(Bacaan)
--------

Education for Human humanise

Pendidikan untuk Memanusiakan Manusia
Oleh Bayu Tara Wijaya

Sebuah realita yang sudah mentradisi dikalangan pendidikan kita. Ketika seorang guru menginginkan nilai matematikanya tinggi. Di sisi lain, guru bahasa inggris juga menginginkan nilai bahasa inggrisnya tinggi, begitu pula guru-guru mata pelajaran lainnya.

Suatu kewajar, guru menginginkan muridnya untuk mendapatkan nilai tinggi. Namun sangat disayangkan, apabila seorang guru memaksakan muridnya untuk mendapatkan nilai tinggi. Sedangkan, paksaan tersebut tidak dilandasi dengan kemampuan seorang guru untuk memahami atas kemapuan muridnya. Akhirnya, ketika salah satu muridnya tidak menuruti kemauan gurunya, giliran guru memarahi dan menghukum murid. Sudahkan guru mengevaluasi, kenapa murid-muridnya tidak menuruti kemauannya (guru)? Sudahkan guru mengetahui keinginan dan kemampuan muridnya?

Perlu disadari, perkembangan seorang murid jelas memiliki kapabilitas yang berbeda antara sesama murid lainnya. Ada kalanya murid suka dengan suasana belajar yang penuh dengan puzzle, café-café learning, describing picture, atau lain sebagainya dan ada yang tidak suka dengan hal itu semua.

Bukan hanya kesukaan murid terhadap suasana belajar saja, tetapi terhadap mata pelajaran pun akan sama. Contoh, ada murid yang lebih suka mata pelajaran matematika, tetapi tidak suka mata pelajaran bahasa inggris, ataupun lainnya. Nah, hal seperti ini, tentu guru harus benar-benar menyadari dan menevaluasi atas tipe murid seperti contoh tersebut. Tugas guru, yang notabene sebagai seorang pendidik (educatif), pembimbing, dan pengajar (transfer of knowledge) serta pengawas (keeping) atas kondisi jiwa muridnya.

--------

(Daftar Item)
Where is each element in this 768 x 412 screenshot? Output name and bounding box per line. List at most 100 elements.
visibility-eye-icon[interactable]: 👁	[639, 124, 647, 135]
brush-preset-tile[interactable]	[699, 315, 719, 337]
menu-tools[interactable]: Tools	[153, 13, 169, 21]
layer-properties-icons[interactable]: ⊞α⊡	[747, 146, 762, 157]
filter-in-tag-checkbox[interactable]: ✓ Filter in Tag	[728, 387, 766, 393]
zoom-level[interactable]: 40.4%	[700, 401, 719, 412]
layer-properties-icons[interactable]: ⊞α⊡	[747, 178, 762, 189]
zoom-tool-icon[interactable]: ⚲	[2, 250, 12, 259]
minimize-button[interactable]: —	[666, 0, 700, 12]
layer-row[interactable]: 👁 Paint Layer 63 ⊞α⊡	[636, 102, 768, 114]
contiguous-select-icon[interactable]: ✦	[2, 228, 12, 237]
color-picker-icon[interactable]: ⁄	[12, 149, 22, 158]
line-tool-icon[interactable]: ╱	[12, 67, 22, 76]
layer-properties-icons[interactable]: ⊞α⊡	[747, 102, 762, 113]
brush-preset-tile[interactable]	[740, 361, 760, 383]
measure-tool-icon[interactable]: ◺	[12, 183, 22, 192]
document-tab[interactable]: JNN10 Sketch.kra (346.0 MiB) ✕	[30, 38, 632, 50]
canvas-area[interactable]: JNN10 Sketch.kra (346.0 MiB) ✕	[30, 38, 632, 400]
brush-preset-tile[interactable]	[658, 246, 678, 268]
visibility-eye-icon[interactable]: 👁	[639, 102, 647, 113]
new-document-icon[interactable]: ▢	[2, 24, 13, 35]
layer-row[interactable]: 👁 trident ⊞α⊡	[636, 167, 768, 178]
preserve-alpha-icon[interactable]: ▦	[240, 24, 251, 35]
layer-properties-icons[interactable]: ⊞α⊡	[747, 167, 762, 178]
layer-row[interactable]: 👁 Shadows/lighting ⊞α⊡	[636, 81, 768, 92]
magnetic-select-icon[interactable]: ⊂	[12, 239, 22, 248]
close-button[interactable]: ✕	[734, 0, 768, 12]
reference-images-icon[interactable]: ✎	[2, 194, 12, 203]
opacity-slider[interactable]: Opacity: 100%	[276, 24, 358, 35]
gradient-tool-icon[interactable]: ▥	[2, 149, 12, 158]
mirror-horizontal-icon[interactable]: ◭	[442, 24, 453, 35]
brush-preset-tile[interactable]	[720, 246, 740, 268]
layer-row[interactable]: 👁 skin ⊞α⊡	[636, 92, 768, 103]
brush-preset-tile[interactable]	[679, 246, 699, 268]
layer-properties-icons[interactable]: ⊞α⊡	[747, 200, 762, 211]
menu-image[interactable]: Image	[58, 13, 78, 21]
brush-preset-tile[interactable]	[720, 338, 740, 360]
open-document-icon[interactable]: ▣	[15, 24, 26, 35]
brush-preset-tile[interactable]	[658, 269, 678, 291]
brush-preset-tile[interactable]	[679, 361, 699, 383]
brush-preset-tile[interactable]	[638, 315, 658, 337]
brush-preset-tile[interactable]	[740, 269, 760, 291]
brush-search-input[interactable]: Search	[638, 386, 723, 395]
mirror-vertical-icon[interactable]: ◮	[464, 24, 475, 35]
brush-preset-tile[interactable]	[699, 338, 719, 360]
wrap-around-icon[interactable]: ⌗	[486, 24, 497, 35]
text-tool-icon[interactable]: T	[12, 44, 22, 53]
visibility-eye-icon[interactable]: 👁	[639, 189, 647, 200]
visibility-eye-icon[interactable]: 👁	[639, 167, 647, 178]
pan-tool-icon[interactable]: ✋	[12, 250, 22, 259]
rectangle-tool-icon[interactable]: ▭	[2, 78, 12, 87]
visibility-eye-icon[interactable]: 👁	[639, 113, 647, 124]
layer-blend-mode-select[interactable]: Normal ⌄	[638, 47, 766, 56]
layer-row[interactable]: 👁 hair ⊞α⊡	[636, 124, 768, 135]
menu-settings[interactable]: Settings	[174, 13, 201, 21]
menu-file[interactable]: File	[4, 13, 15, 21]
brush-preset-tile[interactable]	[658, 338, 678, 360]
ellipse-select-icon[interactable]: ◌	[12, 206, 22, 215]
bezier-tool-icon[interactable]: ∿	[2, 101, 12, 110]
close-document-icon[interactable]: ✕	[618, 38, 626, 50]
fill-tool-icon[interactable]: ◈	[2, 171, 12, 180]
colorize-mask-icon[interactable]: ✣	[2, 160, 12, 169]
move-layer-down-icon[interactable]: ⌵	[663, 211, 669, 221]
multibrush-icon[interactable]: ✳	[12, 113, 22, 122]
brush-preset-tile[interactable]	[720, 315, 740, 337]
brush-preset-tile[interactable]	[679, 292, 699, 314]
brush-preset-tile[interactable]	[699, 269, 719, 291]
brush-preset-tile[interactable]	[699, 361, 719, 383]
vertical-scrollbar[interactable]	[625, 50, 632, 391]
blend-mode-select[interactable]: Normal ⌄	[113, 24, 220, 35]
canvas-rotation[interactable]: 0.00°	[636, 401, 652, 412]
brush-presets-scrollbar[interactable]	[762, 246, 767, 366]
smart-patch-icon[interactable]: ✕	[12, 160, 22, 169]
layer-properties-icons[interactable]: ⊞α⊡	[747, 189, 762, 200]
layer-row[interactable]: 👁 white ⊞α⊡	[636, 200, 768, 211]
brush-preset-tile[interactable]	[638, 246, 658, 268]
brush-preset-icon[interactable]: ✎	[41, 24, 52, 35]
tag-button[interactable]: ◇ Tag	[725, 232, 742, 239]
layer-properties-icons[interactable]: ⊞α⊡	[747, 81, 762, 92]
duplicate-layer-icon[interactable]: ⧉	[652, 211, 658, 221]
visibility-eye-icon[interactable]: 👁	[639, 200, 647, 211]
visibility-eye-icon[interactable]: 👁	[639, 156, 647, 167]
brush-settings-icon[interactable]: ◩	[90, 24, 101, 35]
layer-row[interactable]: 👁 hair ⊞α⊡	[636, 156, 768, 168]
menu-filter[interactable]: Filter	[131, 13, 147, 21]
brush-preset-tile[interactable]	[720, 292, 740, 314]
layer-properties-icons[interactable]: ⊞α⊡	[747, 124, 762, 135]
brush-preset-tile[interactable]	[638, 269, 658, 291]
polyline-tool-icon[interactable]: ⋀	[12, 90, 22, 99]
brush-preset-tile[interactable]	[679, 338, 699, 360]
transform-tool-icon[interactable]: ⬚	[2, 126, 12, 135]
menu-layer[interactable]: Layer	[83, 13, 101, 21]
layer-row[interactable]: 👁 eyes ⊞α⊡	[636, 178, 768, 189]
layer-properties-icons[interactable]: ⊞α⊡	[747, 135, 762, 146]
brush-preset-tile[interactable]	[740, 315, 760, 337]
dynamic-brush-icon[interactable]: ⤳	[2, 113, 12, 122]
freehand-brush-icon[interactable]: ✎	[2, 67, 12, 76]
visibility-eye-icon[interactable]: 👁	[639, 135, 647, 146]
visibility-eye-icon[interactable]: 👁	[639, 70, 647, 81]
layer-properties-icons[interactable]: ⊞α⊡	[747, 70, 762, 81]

--------

(Daftar Tugas)
- A) Salin dari bacaan tentang pendidikan bagian antara "Suatu kewajar, guru" dan "dan kemampuan muridnya?", termasuk kedua ujungnya, tanpa perubahan.
- B) Ubah paragraf bacaan tentang pendidikan yang diawali "Bukan hanya kesukaan murid" menjadi daftar poin singkat yang tetap memuat fakta utamanya.
- C) Teruskan tulisan tentang pendidikan yang memanusiakan manusia, mulai setelah kalimat terakhirnya.

(Jawaban Tiap Tugas)
- A)
Suatu kewajar, guru menginginkan muridnya untuk mendapatkan nilai tinggi. Namun sangat disayangkan, apabila seorang guru memaksakan muridnya untuk mendapatkan nilai tinggi. Sedangkan, paksaan tersebut tidak dilandasi dengan kemampuan seorang guru untuk memahami atas kemapuan muridnya. Akhirnya, ketika salah satu muridnya tidak menuruti kemauan gurunya, giliran guru memarahi dan menghukum murid. Sudahkan guru mengevaluasi, kenapa murid-muridnya tidak menuruti kemauannya (guru)? Sudahkan guru mengetahui keinginan dan kemampuan muridnya?

- B)
- Kesukaan murid tidak hanya berlaku pada suasana belajar, tetapi juga pada mata pelajaran.
- Contohnya, ada murid yang lebih suka matematika, tetapi tidak suka bahasa Inggris atau pelajaran lain.
- Guru harus benar-benar menyadari dan mengevaluasi tipe murid seperti itu.
- Tugas guru meliputi peran sebagai pendidik (educatif), pembimbing, pengajar (transfer of knowledge), dan pengawas (keeping) kondisi jiwa muridnya.

- C)
Seperti inilah guru yang sewajarnya (ideal). Tidak akan ada murid yang merasa takut dengan salah satu atau bahkan semua guru yang mengajarnya. Dan guru pun akan menyadari bahwa murid-muridnya memiliki keunikan sendiri-sendiri. Kekerasan, pemaksaan atau sikap lain yang tidak sepantasnya dilakukan di dunia pendidikan akan lebih terminimalisir untuk terulang.

Sebagai pihak yang lebih dahulu dalam mengenyam pendidikan. Tentu kita merasakan bagaimana pendidikan kita saat ini? Dunia pendidikan sudah melupakan bahwa yang menikmati pendidikan adalah manusia. Sadar atau tidak, pendidikan selain untuk mencerdaskan bangsa, juga membatu untuk mendewasakan bangsa, sehingga bangsa bisa memiliki karakter yang berpendidikan moral.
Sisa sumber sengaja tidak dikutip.